▶ _Requirements_: Repeat every entry word for word, but leave the images out of your copy.

▶ _Dataset excerpts_:

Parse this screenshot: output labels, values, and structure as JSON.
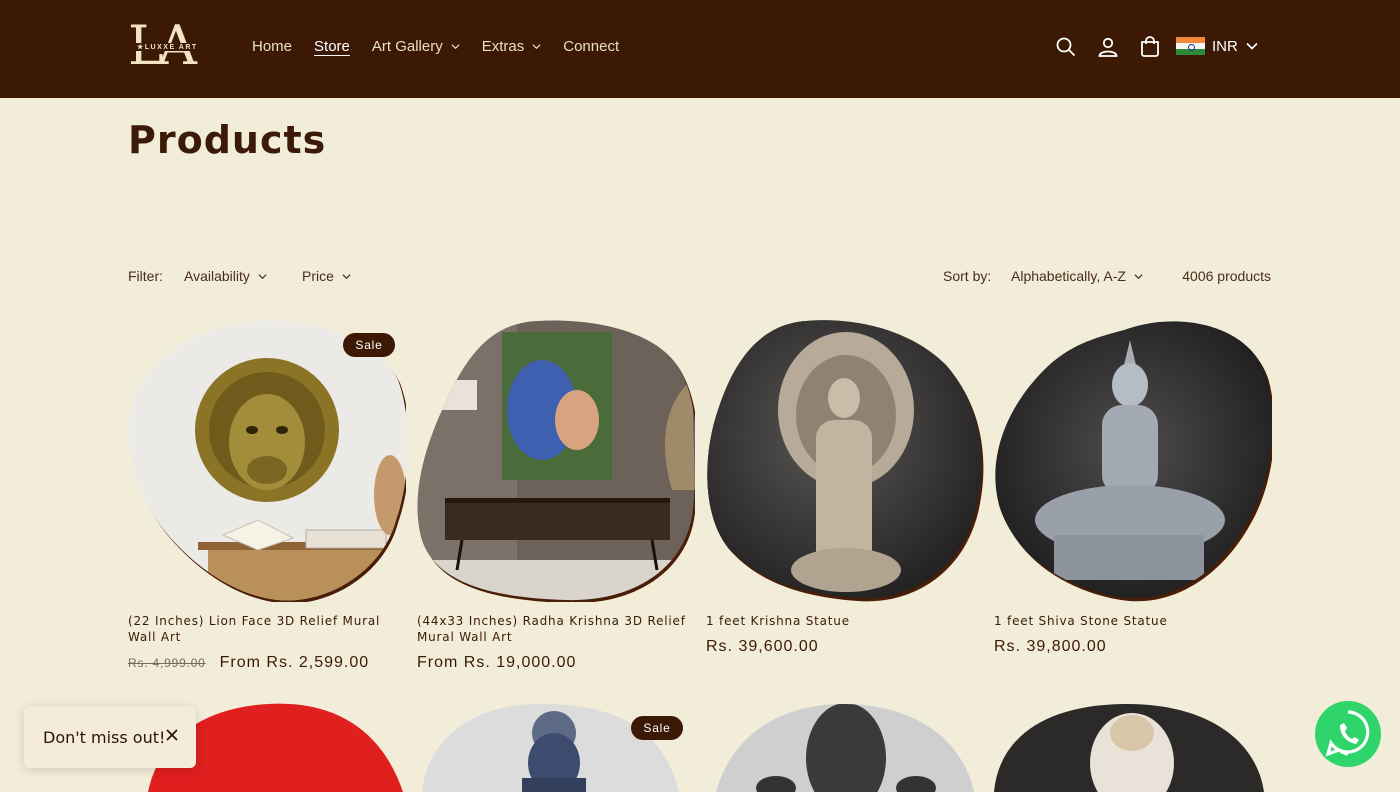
{
  "brand": {
    "logo_big": "LA",
    "logo_small": "★LUXXE ART"
  },
  "nav": {
    "items": [
      {
        "label": "Home",
        "dropdown": false,
        "active": false
      },
      {
        "label": "Store",
        "dropdown": false,
        "active": true
      },
      {
        "label": "Art Gallery",
        "dropdown": true,
        "active": false
      },
      {
        "label": "Extras",
        "dropdown": true,
        "active": false
      },
      {
        "label": "Connect",
        "dropdown": false,
        "active": false
      }
    ]
  },
  "header_icons": [
    "search-icon",
    "account-icon",
    "cart-icon"
  ],
  "currency": {
    "code": "INR",
    "flag": "india-flag-icon"
  },
  "page": {
    "title": "Products"
  },
  "filters": {
    "label": "Filter:",
    "availability": "Availability",
    "price": "Price",
    "sort_label": "Sort by:",
    "sort_value": "Alphabetically, A-Z",
    "count": "4006 products"
  },
  "products": [
    {
      "title": "(22 Inches) Lion Face 3D Relief Mural Wall Art",
      "old_price": "Rs. 4,999.00",
      "price": "From Rs. 2,599.00",
      "badge": "Sale"
    },
    {
      "title": "(44x33 Inches) Radha Krishna 3D Relief Mural Wall Art",
      "old_price": "",
      "price": "From Rs. 19,000.00",
      "badge": ""
    },
    {
      "title": "1 feet Krishna Statue",
      "old_price": "",
      "price": "Rs. 39,600.00",
      "badge": ""
    },
    {
      "title": "1 feet Shiva Stone Statue",
      "old_price": "",
      "price": "Rs. 39,800.00",
      "badge": ""
    }
  ],
  "products_row2": [
    {
      "badge": ""
    },
    {
      "badge": "Sale"
    },
    {
      "badge": ""
    },
    {
      "badge": ""
    }
  ],
  "popup": {
    "text": "Don't miss out!"
  },
  "colors": {
    "header_bg": "#3b1905",
    "page_bg": "#f2edd9",
    "text": "#3b1a07",
    "whatsapp": "#2fd46a",
    "accent_red": "#e01f1f"
  }
}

▶ _Result_:
Parse this screenshot: output labels, values, and structure as JSON.
{
  "brand": {
    "logo_big": "LA",
    "logo_small": "★LUXXE ART"
  },
  "nav": {
    "items": [
      {
        "label": "Home",
        "dropdown": false,
        "active": false
      },
      {
        "label": "Store",
        "dropdown": false,
        "active": true
      },
      {
        "label": "Art Gallery",
        "dropdown": true,
        "active": false
      },
      {
        "label": "Extras",
        "dropdown": true,
        "active": false
      },
      {
        "label": "Connect",
        "dropdown": false,
        "active": false
      }
    ]
  },
  "header_icons": [
    "search-icon",
    "account-icon",
    "cart-icon"
  ],
  "currency": {
    "code": "INR",
    "flag": "india-flag-icon"
  },
  "page": {
    "title": "Products"
  },
  "filters": {
    "label": "Filter:",
    "availability": "Availability",
    "price": "Price",
    "sort_label": "Sort by:",
    "sort_value": "Alphabetically, A-Z",
    "count": "4006 products"
  },
  "products": [
    {
      "title": "(22 Inches) Lion Face 3D Relief Mural Wall Art",
      "old_price": "Rs. 4,999.00",
      "price": "From Rs. 2,599.00",
      "badge": "Sale"
    },
    {
      "title": "(44x33 Inches) Radha Krishna 3D Relief Mural Wall Art",
      "old_price": "",
      "price": "From Rs. 19,000.00",
      "badge": ""
    },
    {
      "title": "1 feet Krishna Statue",
      "old_price": "",
      "price": "Rs. 39,600.00",
      "badge": ""
    },
    {
      "title": "1 feet Shiva Stone Statue",
      "old_price": "",
      "price": "Rs. 39,800.00",
      "badge": ""
    }
  ],
  "products_row2": [
    {
      "badge": ""
    },
    {
      "badge": "Sale"
    },
    {
      "badge": ""
    },
    {
      "badge": ""
    }
  ],
  "popup": {
    "text": "Don't miss out!"
  },
  "colors": {
    "header_bg": "#3b1905",
    "page_bg": "#f2edd9",
    "text": "#3b1a07",
    "whatsapp": "#2fd46a",
    "accent_red": "#e01f1f"
  }
}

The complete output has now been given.